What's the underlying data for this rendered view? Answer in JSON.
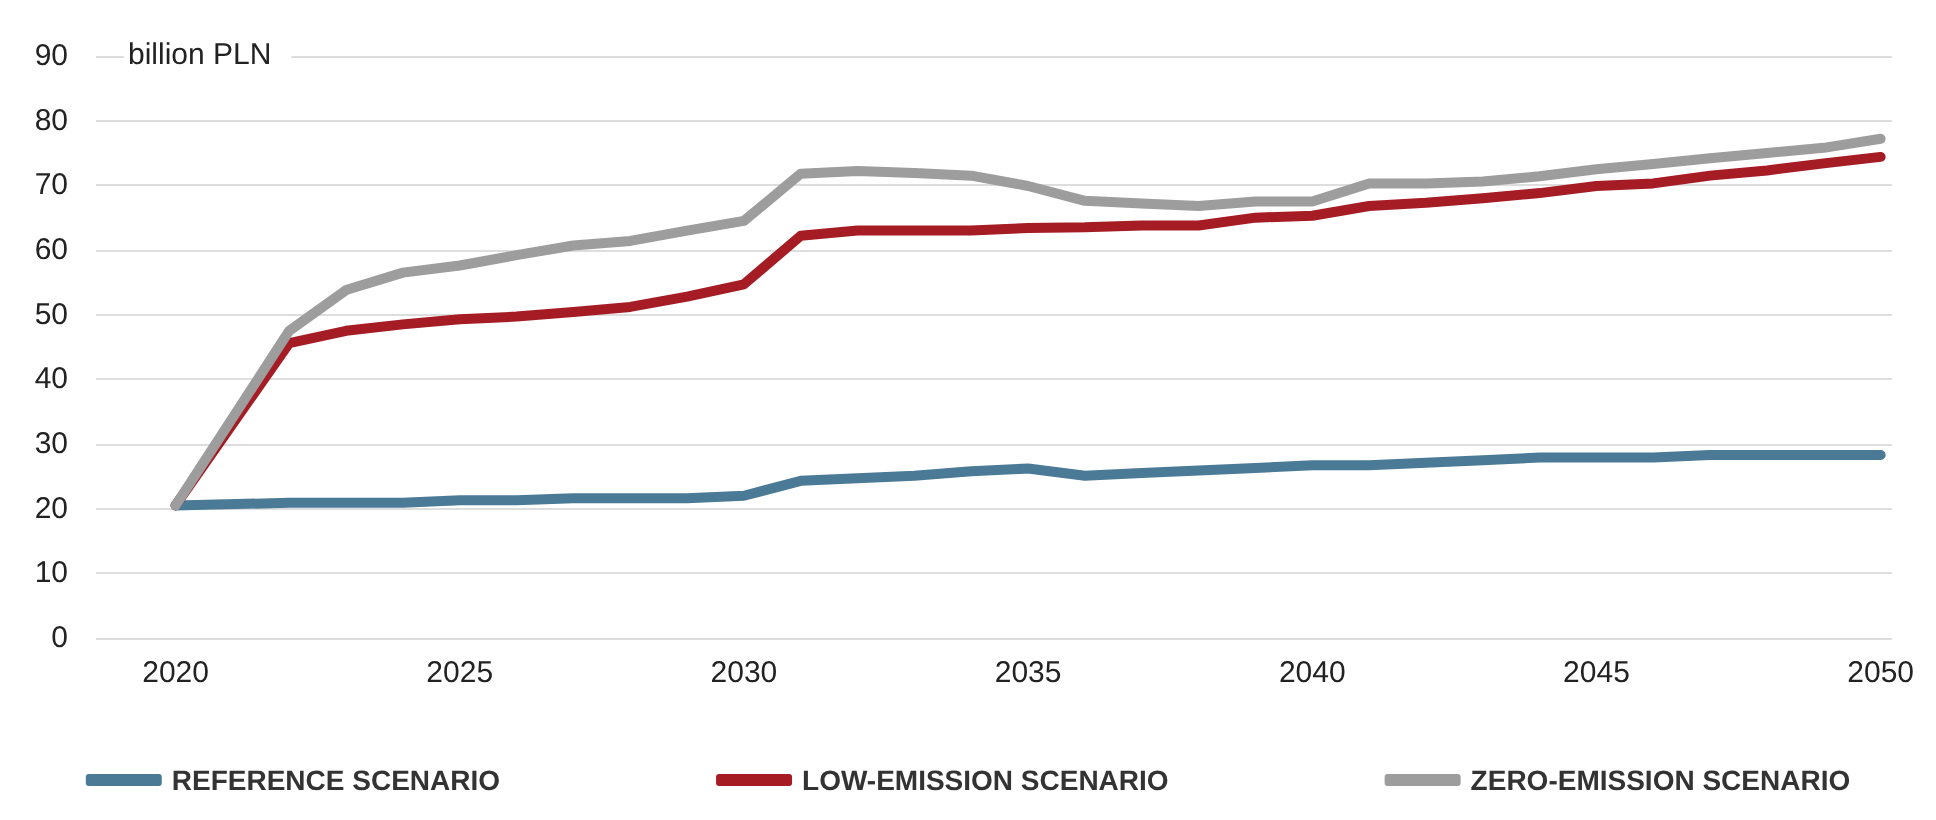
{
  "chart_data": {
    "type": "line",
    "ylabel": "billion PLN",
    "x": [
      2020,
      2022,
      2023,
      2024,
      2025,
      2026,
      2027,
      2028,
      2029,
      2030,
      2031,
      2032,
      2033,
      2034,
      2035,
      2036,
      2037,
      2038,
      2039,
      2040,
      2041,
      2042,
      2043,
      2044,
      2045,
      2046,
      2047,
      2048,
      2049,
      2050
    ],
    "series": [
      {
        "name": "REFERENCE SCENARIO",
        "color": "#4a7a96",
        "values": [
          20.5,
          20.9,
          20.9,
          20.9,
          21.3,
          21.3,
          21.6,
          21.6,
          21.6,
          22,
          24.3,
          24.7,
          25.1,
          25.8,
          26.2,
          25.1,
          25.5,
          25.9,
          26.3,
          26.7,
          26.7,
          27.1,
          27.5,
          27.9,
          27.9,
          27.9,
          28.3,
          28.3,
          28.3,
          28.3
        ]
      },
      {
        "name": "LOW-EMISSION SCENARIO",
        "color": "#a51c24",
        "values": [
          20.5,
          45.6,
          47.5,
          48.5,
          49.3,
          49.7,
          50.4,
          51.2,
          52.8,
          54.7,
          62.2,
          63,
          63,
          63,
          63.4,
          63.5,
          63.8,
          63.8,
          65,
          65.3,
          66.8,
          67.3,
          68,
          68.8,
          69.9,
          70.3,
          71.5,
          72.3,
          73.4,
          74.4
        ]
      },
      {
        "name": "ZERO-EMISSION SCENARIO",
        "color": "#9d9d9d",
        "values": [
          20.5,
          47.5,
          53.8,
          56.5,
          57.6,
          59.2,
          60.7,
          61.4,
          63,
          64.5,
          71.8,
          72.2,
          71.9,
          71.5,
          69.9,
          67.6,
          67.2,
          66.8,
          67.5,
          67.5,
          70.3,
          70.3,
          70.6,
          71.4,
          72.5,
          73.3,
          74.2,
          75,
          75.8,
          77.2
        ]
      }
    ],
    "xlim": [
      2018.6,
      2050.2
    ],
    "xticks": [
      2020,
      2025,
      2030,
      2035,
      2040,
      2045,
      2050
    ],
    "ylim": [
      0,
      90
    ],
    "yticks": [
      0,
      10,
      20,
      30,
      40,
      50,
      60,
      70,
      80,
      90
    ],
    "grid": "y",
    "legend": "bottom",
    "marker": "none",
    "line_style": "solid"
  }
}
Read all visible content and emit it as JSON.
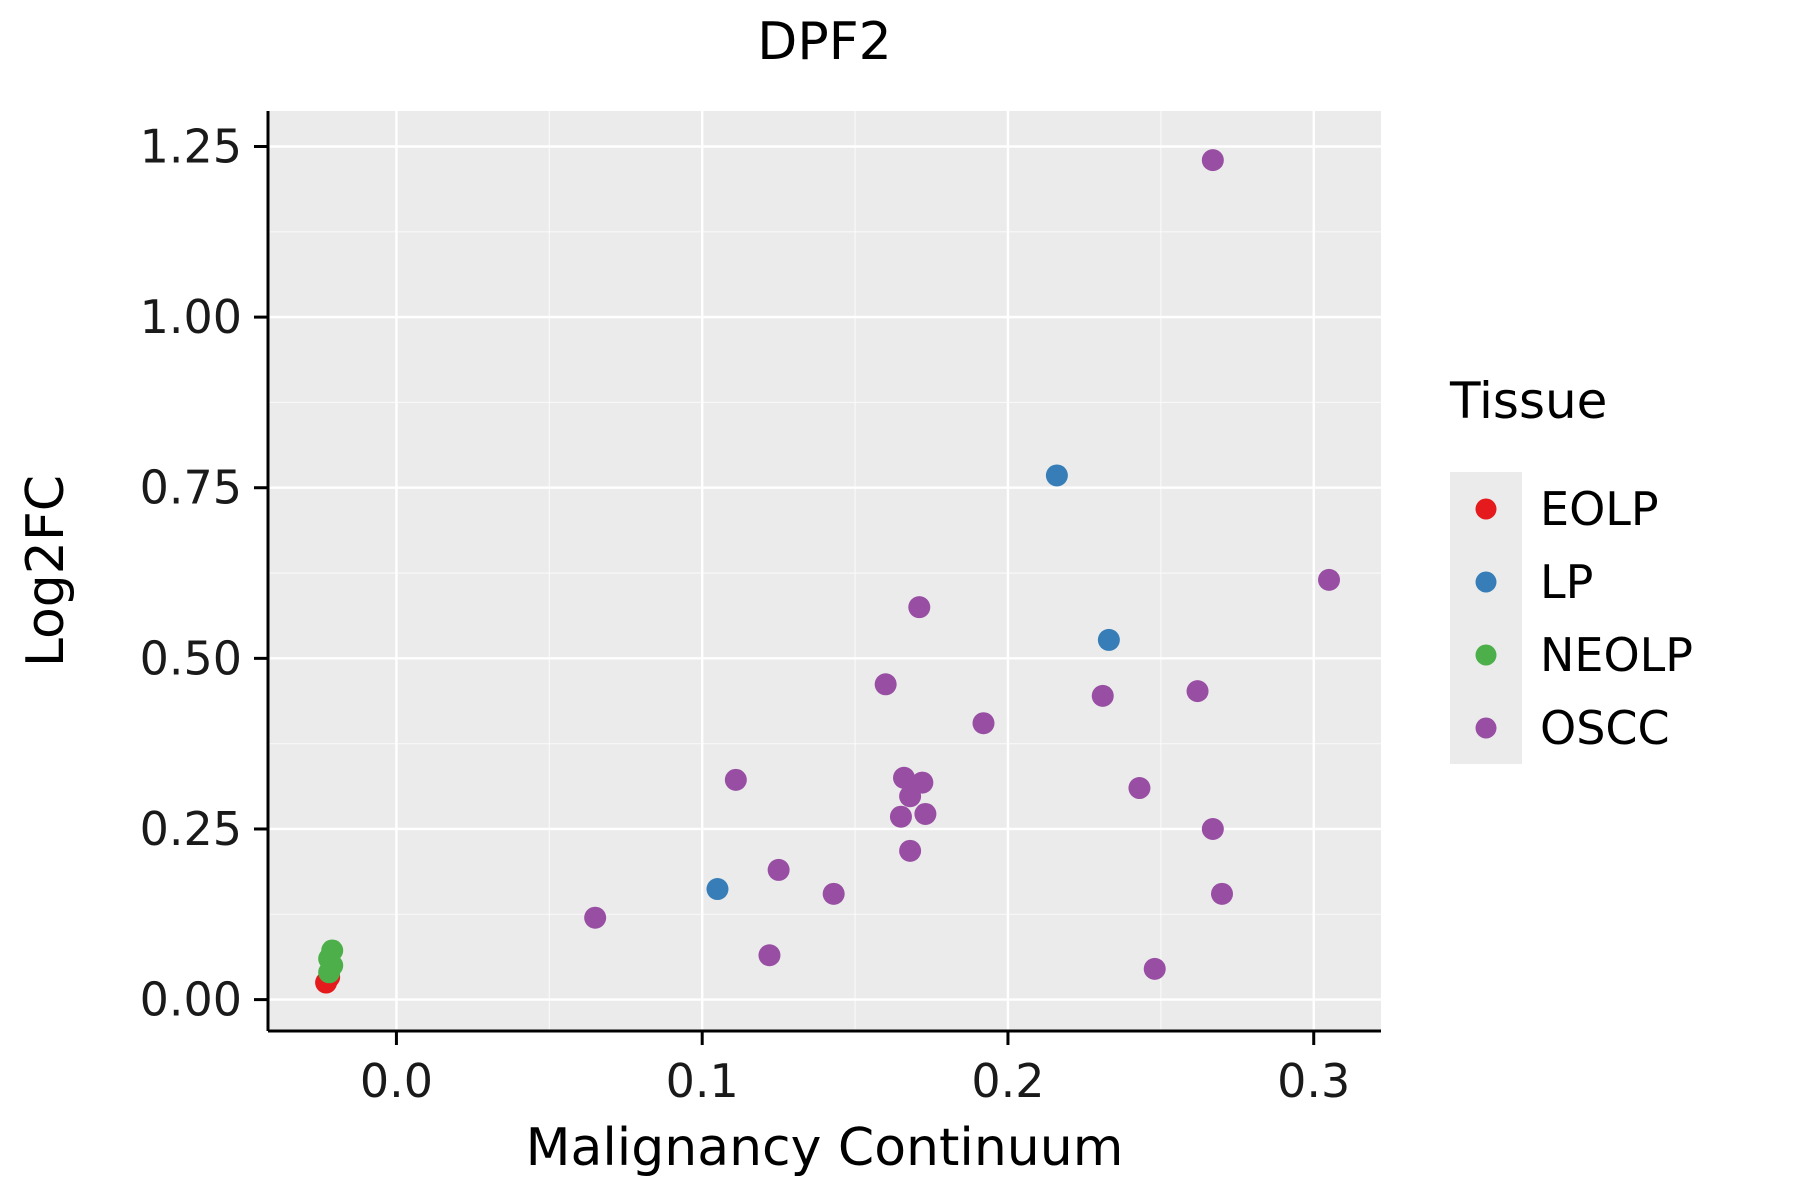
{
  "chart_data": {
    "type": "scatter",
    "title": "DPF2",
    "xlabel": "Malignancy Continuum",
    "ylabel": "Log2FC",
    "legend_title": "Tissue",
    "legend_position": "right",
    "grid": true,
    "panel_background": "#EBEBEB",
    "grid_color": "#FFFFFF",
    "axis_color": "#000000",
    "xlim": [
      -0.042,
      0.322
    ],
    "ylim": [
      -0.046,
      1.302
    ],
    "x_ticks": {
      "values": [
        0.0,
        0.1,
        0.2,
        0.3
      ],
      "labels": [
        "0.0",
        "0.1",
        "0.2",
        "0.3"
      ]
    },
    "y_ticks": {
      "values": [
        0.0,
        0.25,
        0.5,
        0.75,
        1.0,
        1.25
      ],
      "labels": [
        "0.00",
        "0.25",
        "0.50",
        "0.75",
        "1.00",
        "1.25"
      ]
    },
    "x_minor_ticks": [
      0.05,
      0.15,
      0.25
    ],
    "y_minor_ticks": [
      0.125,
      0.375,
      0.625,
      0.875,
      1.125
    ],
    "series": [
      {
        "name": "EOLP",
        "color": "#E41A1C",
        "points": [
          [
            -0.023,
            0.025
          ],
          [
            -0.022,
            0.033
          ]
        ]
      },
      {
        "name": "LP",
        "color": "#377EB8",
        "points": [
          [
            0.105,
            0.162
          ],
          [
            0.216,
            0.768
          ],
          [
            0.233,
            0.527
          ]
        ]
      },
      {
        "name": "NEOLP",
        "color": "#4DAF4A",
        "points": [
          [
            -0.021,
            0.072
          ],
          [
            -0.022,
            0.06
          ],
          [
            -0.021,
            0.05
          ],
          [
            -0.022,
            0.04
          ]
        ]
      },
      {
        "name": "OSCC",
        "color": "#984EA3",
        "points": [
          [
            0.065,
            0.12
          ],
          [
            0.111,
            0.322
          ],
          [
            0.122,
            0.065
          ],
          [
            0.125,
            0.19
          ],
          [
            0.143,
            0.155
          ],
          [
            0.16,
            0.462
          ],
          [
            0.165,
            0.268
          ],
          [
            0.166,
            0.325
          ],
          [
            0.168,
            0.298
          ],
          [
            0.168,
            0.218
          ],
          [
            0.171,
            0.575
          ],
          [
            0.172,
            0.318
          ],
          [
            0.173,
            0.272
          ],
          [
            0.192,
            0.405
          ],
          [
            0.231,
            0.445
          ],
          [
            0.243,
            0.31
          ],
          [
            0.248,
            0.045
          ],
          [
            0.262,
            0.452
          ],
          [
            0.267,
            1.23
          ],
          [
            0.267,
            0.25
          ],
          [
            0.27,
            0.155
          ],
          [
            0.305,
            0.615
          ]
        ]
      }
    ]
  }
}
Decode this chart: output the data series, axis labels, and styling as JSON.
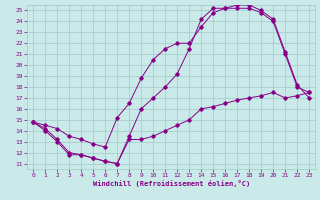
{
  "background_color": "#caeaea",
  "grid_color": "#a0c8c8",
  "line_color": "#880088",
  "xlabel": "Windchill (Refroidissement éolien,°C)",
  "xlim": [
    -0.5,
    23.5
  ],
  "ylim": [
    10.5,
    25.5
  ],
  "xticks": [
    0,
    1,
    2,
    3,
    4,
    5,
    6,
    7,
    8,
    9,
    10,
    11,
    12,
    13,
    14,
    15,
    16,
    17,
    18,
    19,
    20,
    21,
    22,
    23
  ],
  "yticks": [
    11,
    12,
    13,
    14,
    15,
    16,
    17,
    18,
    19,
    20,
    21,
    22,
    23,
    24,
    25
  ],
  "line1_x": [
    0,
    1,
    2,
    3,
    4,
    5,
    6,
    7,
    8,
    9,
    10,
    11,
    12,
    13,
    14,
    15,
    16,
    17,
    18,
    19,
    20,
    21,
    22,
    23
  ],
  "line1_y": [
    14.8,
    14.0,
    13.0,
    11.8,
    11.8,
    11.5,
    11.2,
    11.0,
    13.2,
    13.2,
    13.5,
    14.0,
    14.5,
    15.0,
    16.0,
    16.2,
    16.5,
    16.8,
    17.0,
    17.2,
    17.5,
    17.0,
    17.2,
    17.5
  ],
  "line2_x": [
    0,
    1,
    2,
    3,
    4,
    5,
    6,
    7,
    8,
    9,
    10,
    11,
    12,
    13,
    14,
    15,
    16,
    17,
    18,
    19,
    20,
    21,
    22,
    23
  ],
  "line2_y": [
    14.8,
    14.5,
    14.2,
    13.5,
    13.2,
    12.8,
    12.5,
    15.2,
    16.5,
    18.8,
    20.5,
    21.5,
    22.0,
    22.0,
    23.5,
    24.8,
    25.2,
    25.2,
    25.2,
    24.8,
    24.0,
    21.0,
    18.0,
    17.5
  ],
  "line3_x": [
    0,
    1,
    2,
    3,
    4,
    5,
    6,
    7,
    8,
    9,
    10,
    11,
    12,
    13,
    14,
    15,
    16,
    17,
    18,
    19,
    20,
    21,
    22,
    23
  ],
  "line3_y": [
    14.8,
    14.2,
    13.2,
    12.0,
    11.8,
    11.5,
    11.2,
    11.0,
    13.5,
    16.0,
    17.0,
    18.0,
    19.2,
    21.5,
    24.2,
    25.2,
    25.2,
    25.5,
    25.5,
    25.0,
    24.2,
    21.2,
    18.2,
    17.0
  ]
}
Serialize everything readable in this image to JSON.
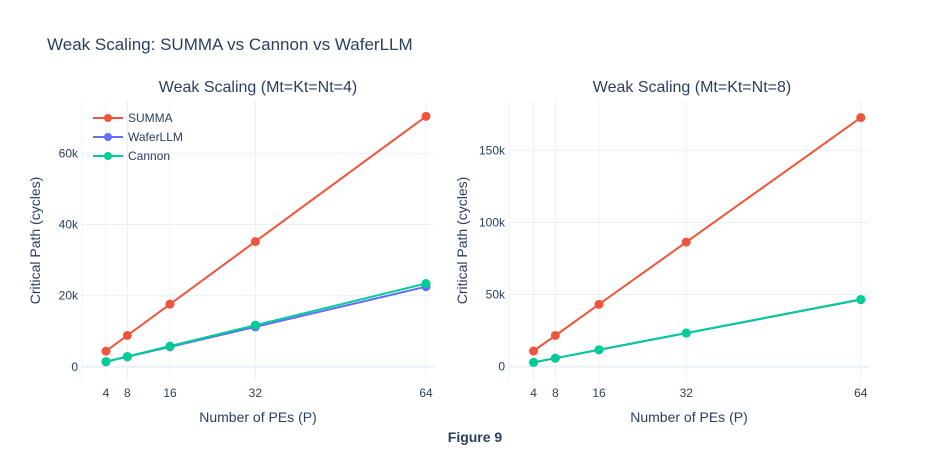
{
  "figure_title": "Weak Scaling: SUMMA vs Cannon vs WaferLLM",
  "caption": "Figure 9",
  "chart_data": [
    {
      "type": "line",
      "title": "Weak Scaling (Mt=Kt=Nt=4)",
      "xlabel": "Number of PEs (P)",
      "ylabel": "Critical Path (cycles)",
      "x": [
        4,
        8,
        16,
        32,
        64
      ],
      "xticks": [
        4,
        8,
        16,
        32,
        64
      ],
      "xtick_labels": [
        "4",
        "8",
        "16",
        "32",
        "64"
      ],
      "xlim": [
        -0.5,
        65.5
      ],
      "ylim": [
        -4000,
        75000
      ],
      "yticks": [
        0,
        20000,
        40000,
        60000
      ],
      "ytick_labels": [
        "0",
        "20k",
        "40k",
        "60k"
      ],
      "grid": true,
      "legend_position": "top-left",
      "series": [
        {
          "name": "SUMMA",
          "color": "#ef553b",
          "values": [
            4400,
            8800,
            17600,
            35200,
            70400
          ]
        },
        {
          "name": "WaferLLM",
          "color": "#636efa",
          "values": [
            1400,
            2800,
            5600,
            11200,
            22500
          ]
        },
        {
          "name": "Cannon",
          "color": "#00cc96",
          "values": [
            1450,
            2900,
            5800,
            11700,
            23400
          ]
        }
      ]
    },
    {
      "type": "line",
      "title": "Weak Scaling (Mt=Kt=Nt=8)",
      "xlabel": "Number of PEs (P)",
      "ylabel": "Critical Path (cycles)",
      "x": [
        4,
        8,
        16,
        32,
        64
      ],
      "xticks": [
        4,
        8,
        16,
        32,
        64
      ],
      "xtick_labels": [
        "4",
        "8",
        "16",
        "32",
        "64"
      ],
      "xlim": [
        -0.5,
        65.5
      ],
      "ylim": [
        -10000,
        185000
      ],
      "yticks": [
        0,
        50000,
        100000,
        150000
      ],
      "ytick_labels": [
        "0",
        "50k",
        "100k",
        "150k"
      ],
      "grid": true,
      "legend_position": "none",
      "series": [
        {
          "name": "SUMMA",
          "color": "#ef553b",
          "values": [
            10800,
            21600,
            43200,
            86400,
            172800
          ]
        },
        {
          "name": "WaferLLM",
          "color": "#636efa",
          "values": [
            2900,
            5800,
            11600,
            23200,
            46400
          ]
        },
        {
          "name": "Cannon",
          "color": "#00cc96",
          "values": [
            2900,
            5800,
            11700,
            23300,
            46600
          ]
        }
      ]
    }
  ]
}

== JOB ==
Where a line in the material above holds "Scaling", copy that line.

== OUTPUT OF THE TASK ==
  "figure_title": "Weak Scaling: SUMMA vs Cannon vs WaferLLM",
      "title": "Weak Scaling (Mt=Kt=Nt=4)",
      "title": "Weak Scaling (Mt=Kt=Nt=8)",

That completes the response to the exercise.